§ **Cosa farai**
Prosegui l'articolo sulla conferenza stampa di Tonino Marcello e Fabio Raspa con Fabio Travaglini, cominciando subito dopo l'ultima frase riportata.

Alcuni colleghi alla odierna conferenza stampa di Tonino Marcello e Fabio Raspa con Fabio Travaglini si sono chiesti ed hanno chiesto come si fa a "conciliare" una visione di destra e una di sinistra. La domanda - direbbe Lubrano - sorge spontanea se si considera che i primi due hanno fatto parte di una Giunta guidata dal un sindaco uscente e quello designato iscritti alla Lega. Ma intanto inquadriamo chi sono i due:
a) Tonino Marcello non è stato mai all' estremità destra del centrodestra. Proveniente da famiglia casolana (e quindi democristiana), imparentato con quella di Travaglini, aveva aderito a Forza Italia fin dal '94 per invito di Angiolino Chiacchia. E in Forza Italia aveva fatto tutta la trafila della militanza, da moderato, che sarebbe rimasto deluso da una gestione in cui non si è più sentito rispettato;
b) Fabio Raspa è figlio di papà Gino, che era stato eletto nel Ccd-Udc (nella seconda repubblica) e che aveva avuto simpatie di sinistra per il legame con Valentino Paganelli (nella prima). Ma anche figlio di Lina, che tempo fa con le lacrime agli occhi mi ricordava di quando, giovane ragazza emigrata in Francia, veniva apostrofata "maccaroni".

§ **Sezione dati**
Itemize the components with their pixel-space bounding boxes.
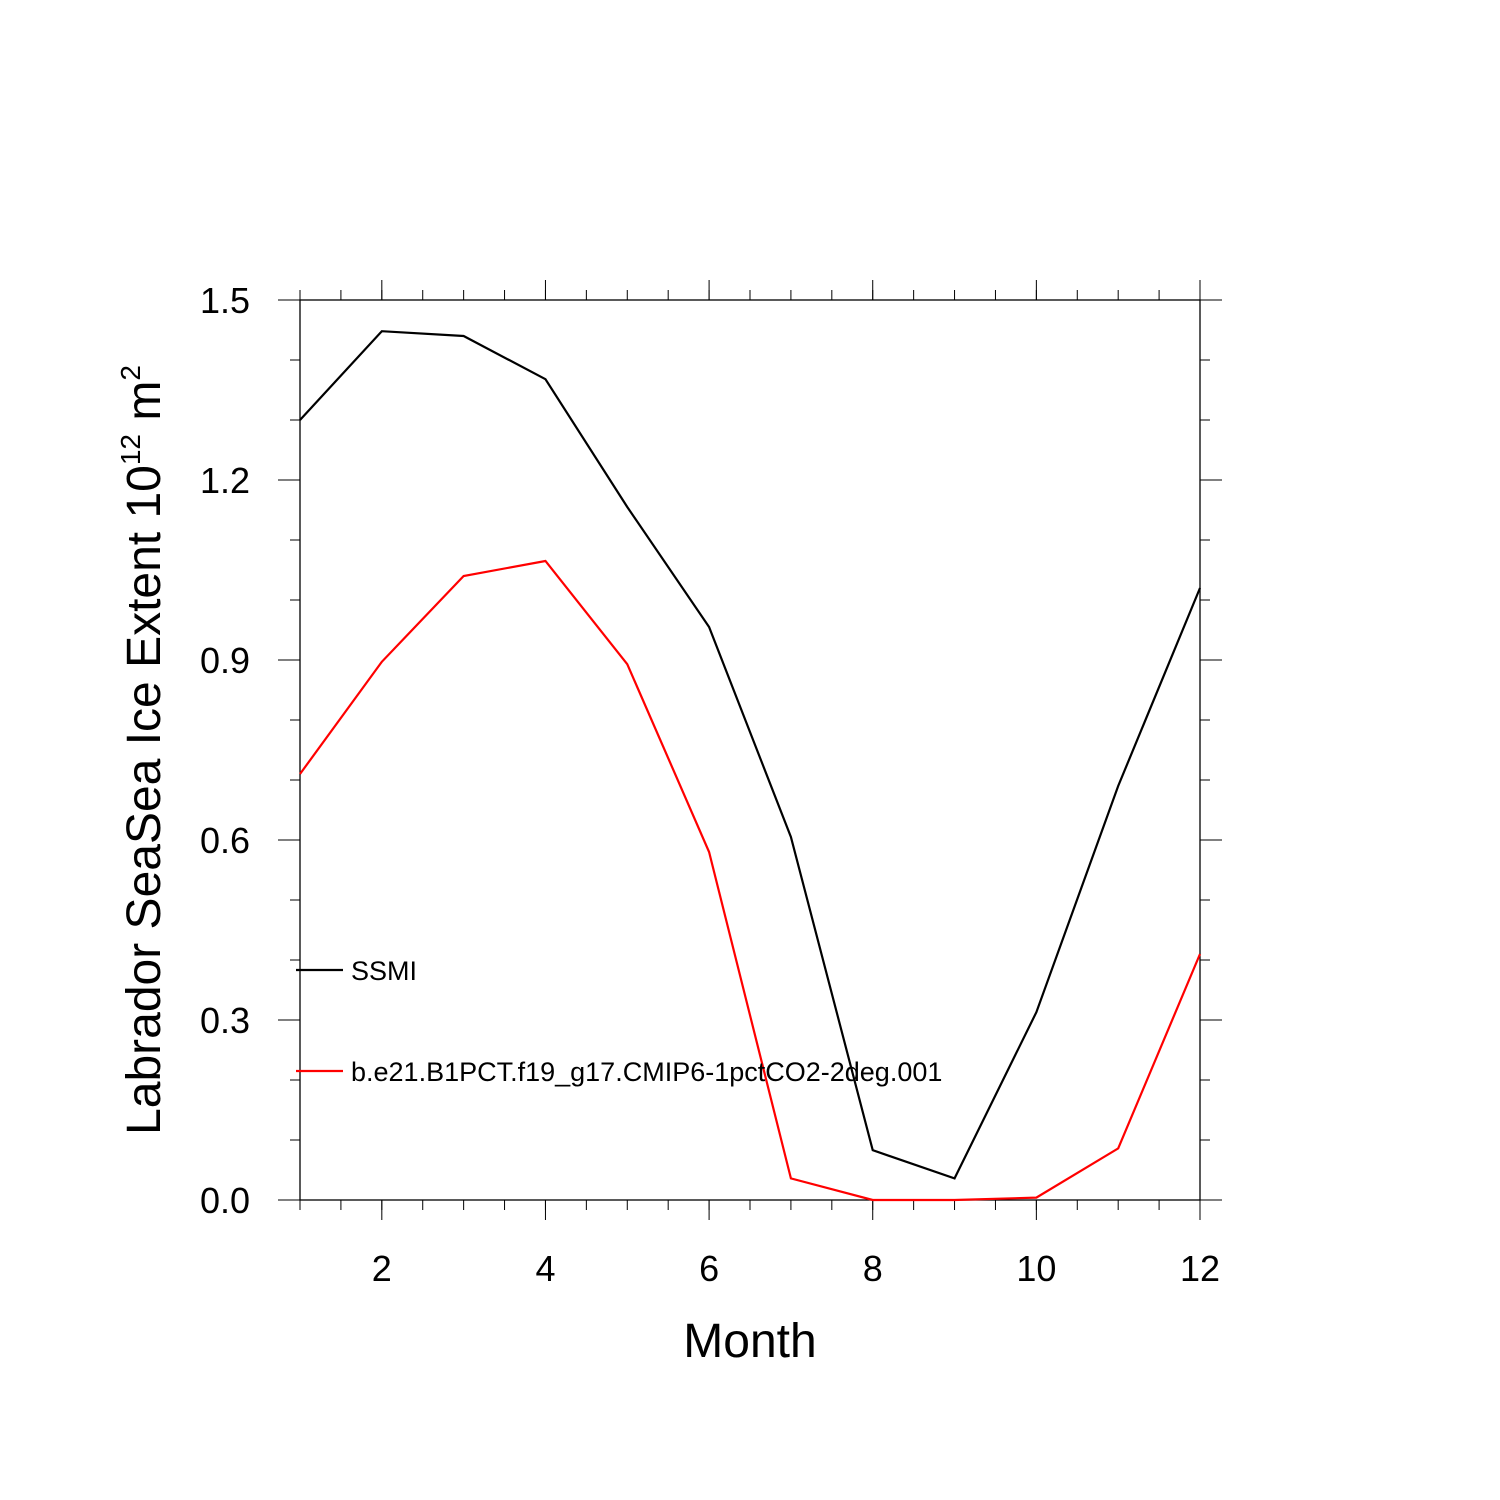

§ **Risultato del compito**
Insomma, Tonino è figlio e nipote di contadini e Fabio Raspa è figlio e nipote di emigrati, che hanno tirato su le proprie (numerose) famiglie col sudore della fronte. Ancora me la ricordo la nonna di Fabio Raspa che mi diceva: "mio figlio non si farà mai i soldi, per la sua onestita''".
Con simili appartenenze sociali, i due ex assessori non possono essere accusati di essere due pericolosi estremisti di destra, perché sono due moderati, figli di lavoratori, che hanno ricoperto degli incarichi pubblici ed hanno votato centrodestra, come la maggioranza del popolo italiano. E che adesso hanno visto la possibilità di dare di più in Fabio Travaglini, loro coetaneo, peraltro abitante nello stesso quartiere.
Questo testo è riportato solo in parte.